### Given information

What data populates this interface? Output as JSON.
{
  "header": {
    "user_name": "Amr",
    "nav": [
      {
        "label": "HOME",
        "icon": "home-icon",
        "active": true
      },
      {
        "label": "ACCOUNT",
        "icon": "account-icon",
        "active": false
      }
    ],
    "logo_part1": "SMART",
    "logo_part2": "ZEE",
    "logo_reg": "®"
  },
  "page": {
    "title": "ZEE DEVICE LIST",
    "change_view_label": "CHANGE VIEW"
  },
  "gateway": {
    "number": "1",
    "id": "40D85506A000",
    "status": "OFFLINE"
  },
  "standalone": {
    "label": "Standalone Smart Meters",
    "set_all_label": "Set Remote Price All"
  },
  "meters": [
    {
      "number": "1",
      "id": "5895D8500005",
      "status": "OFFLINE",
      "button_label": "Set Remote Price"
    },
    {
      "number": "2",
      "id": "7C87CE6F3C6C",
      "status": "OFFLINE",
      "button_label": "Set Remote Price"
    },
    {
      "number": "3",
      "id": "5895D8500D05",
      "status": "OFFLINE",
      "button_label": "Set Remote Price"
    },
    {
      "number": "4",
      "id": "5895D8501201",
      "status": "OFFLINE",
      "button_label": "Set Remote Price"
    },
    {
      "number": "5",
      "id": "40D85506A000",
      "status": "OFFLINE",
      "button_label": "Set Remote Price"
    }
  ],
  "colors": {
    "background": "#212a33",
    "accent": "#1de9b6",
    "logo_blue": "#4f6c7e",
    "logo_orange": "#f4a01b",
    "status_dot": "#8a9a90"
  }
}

######

## Written problem
Repeat the material above in full, exactly as it stands.

## Task result
What data populates this interface? Output as JSON.
{
  "header": {
    "user_name": "Amr",
    "nav": [
      {
        "label": "HOME",
        "icon": "home-icon",
        "active": true
      },
      {
        "label": "ACCOUNT",
        "icon": "account-icon",
        "active": false
      }
    ],
    "logo_part1": "SMART",
    "logo_part2": "ZEE",
    "logo_reg": "®"
  },
  "page": {
    "title": "ZEE DEVICE LIST",
    "change_view_label": "CHANGE VIEW"
  },
  "gateway": {
    "number": "1",
    "id": "40D85506A000",
    "status": "OFFLINE"
  },
  "standalone": {
    "label": "Standalone Smart Meters",
    "set_all_label": "Set Remote Price All"
  },
  "meters": [
    {
      "number": "1",
      "id": "5895D8500005",
      "status": "OFFLINE",
      "button_label": "Set Remote Price"
    },
    {
      "number": "2",
      "id": "7C87CE6F3C6C",
      "status": "OFFLINE",
      "button_label": "Set Remote Price"
    },
    {
      "number": "3",
      "id": "5895D8500D05",
      "status": "OFFLINE",
      "button_label": "Set Remote Price"
    },
    {
      "number": "4",
      "id": "5895D8501201",
      "status": "OFFLINE",
      "button_label": "Set Remote Price"
    },
    {
      "number": "5",
      "id": "40D85506A000",
      "status": "OFFLINE",
      "button_label": "Set Remote Price"
    }
  ],
  "colors": {
    "background": "#212a33",
    "accent": "#1de9b6",
    "logo_blue": "#4f6c7e",
    "logo_orange": "#f4a01b",
    "status_dot": "#8a9a90"
  }
}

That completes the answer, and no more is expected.